WORK TO COMPLETE
Pull every line of the entries that has the word "Surprise".

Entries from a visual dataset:
= = = = =

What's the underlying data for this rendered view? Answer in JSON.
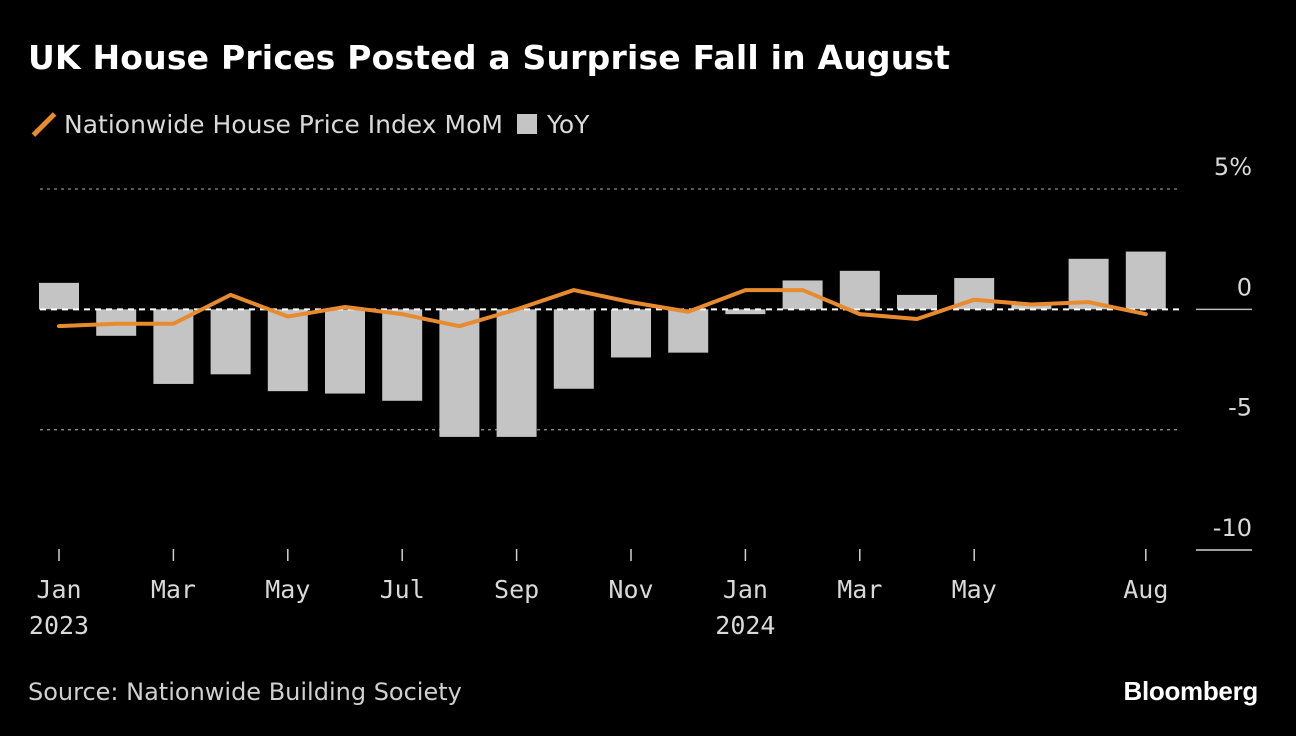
{
  "title": "UK House Prices Posted a Surprise Fall in August",
  "legend": {
    "line_label": "Nationwide House Price Index MoM",
    "bar_label": "YoY"
  },
  "source": "Source: Nationwide Building Society",
  "brand": "Bloomberg",
  "colors": {
    "background": "#000000",
    "line": "#e88a2e",
    "bars": "#c4c4c4",
    "grid": "#8a8a8a",
    "text": "#d9d9d9"
  },
  "chart_data": {
    "type": "bar",
    "title": "UK House Prices Posted a Surprise Fall in August",
    "xlabel": "",
    "ylabel": "",
    "ylim": [
      -10,
      5
    ],
    "ytick_labels": [
      "5%",
      "0",
      "-5",
      "-10"
    ],
    "ytick_values": [
      5,
      0,
      -5,
      -10
    ],
    "categories": [
      "2023-01",
      "2023-02",
      "2023-03",
      "2023-04",
      "2023-05",
      "2023-06",
      "2023-07",
      "2023-08",
      "2023-09",
      "2023-10",
      "2023-11",
      "2023-12",
      "2024-01",
      "2024-02",
      "2024-03",
      "2024-04",
      "2024-05",
      "2024-06",
      "2024-07",
      "2024-08"
    ],
    "xtick_labels": [
      {
        "index": 0,
        "month": "Jan",
        "year": "2023"
      },
      {
        "index": 2,
        "month": "Mar",
        "year": ""
      },
      {
        "index": 4,
        "month": "May",
        "year": ""
      },
      {
        "index": 6,
        "month": "Jul",
        "year": ""
      },
      {
        "index": 8,
        "month": "Sep",
        "year": ""
      },
      {
        "index": 10,
        "month": "Nov",
        "year": ""
      },
      {
        "index": 12,
        "month": "Jan",
        "year": "2024"
      },
      {
        "index": 14,
        "month": "Mar",
        "year": ""
      },
      {
        "index": 16,
        "month": "May",
        "year": ""
      },
      {
        "index": 19,
        "month": "Aug",
        "year": ""
      }
    ],
    "series": [
      {
        "name": "YoY",
        "kind": "bar",
        "values": [
          1.1,
          -1.1,
          -3.1,
          -2.7,
          -3.4,
          -3.5,
          -3.8,
          -5.3,
          -5.3,
          -3.3,
          -2.0,
          -1.8,
          -0.2,
          1.2,
          1.6,
          0.6,
          1.3,
          0.2,
          2.1,
          2.4
        ]
      },
      {
        "name": "Nationwide House Price Index MoM",
        "kind": "line",
        "values": [
          -0.7,
          -0.6,
          -0.6,
          0.6,
          -0.3,
          0.1,
          -0.2,
          -0.7,
          0.0,
          0.8,
          0.3,
          -0.1,
          0.8,
          0.8,
          -0.2,
          -0.4,
          0.4,
          0.2,
          0.3,
          -0.2
        ]
      }
    ]
  }
}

= = = = =

COMPLETE OUTPUT
  "title": "UK House Prices Posted a Surprise Fall in August",
    "title": "UK House Prices Posted a Surprise Fall in August",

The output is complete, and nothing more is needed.